— Start Data entries —

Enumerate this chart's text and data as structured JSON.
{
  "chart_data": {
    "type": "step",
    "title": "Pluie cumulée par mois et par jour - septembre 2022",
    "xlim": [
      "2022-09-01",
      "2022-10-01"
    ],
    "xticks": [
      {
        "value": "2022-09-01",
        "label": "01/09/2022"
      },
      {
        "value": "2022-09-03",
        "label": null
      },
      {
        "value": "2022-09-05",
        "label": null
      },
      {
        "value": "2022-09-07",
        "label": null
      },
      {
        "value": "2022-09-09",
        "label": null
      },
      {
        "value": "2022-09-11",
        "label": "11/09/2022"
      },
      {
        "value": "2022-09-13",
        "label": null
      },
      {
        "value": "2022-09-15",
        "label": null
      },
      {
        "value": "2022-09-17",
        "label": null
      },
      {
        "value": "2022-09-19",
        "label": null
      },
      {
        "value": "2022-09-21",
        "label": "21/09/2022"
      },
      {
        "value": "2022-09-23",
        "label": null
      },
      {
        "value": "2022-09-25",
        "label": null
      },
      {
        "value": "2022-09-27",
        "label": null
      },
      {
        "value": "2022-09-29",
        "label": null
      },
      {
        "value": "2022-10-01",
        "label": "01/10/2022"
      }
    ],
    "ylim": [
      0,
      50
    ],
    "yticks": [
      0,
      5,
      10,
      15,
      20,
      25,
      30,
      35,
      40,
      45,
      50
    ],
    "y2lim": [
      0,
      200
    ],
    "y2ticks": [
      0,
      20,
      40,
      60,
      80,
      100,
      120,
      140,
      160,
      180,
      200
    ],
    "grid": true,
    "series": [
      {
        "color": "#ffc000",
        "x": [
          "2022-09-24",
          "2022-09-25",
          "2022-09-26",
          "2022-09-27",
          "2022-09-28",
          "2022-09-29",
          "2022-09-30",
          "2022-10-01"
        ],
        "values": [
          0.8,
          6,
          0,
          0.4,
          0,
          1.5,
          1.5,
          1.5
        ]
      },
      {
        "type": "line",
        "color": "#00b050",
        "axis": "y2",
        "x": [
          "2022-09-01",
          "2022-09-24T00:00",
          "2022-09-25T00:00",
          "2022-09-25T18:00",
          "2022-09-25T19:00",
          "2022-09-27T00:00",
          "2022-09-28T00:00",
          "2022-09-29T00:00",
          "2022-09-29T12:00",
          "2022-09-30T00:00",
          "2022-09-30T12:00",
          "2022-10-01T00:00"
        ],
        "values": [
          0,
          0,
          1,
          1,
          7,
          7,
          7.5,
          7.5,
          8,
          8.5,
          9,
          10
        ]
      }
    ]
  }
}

— End Data entries —

→ **Do this**
Print the complete listing again, exactly as it stands.

→ **Full response**
Enumerate this chart's text and data as structured JSON.
{
  "chart_data": {
    "type": "step",
    "title": "Pluie cumulée par mois et par jour - septembre 2022",
    "xlim": [
      "2022-09-01",
      "2022-10-01"
    ],
    "xticks": [
      {
        "value": "2022-09-01",
        "label": "01/09/2022"
      },
      {
        "value": "2022-09-03",
        "label": null
      },
      {
        "value": "2022-09-05",
        "label": null
      },
      {
        "value": "2022-09-07",
        "label": null
      },
      {
        "value": "2022-09-09",
        "label": null
      },
      {
        "value": "2022-09-11",
        "label": "11/09/2022"
      },
      {
        "value": "2022-09-13",
        "label": null
      },
      {
        "value": "2022-09-15",
        "label": null
      },
      {
        "value": "2022-09-17",
        "label": null
      },
      {
        "value": "2022-09-19",
        "label": null
      },
      {
        "value": "2022-09-21",
        "label": "21/09/2022"
      },
      {
        "value": "2022-09-23",
        "label": null
      },
      {
        "value": "2022-09-25",
        "label": null
      },
      {
        "value": "2022-09-27",
        "label": null
      },
      {
        "value": "2022-09-29",
        "label": null
      },
      {
        "value": "2022-10-01",
        "label": "01/10/2022"
      }
    ],
    "ylim": [
      0,
      50
    ],
    "yticks": [
      0,
      5,
      10,
      15,
      20,
      25,
      30,
      35,
      40,
      45,
      50
    ],
    "y2lim": [
      0,
      200
    ],
    "y2ticks": [
      0,
      20,
      40,
      60,
      80,
      100,
      120,
      140,
      160,
      180,
      200
    ],
    "grid": true,
    "series": [
      {
        "color": "#ffc000",
        "x": [
          "2022-09-24",
          "2022-09-25",
          "2022-09-26",
          "2022-09-27",
          "2022-09-28",
          "2022-09-29",
          "2022-09-30",
          "2022-10-01"
        ],
        "values": [
          0.8,
          6,
          0,
          0.4,
          0,
          1.5,
          1.5,
          1.5
        ]
      },
      {
        "type": "line",
        "color": "#00b050",
        "axis": "y2",
        "x": [
          "2022-09-01",
          "2022-09-24T00:00",
          "2022-09-25T00:00",
          "2022-09-25T18:00",
          "2022-09-25T19:00",
          "2022-09-27T00:00",
          "2022-09-28T00:00",
          "2022-09-29T00:00",
          "2022-09-29T12:00",
          "2022-09-30T00:00",
          "2022-09-30T12:00",
          "2022-10-01T00:00"
        ],
        "values": [
          0,
          0,
          1,
          1,
          7,
          7,
          7.5,
          7.5,
          8,
          8.5,
          9,
          10
        ]
      }
    ]
  }
}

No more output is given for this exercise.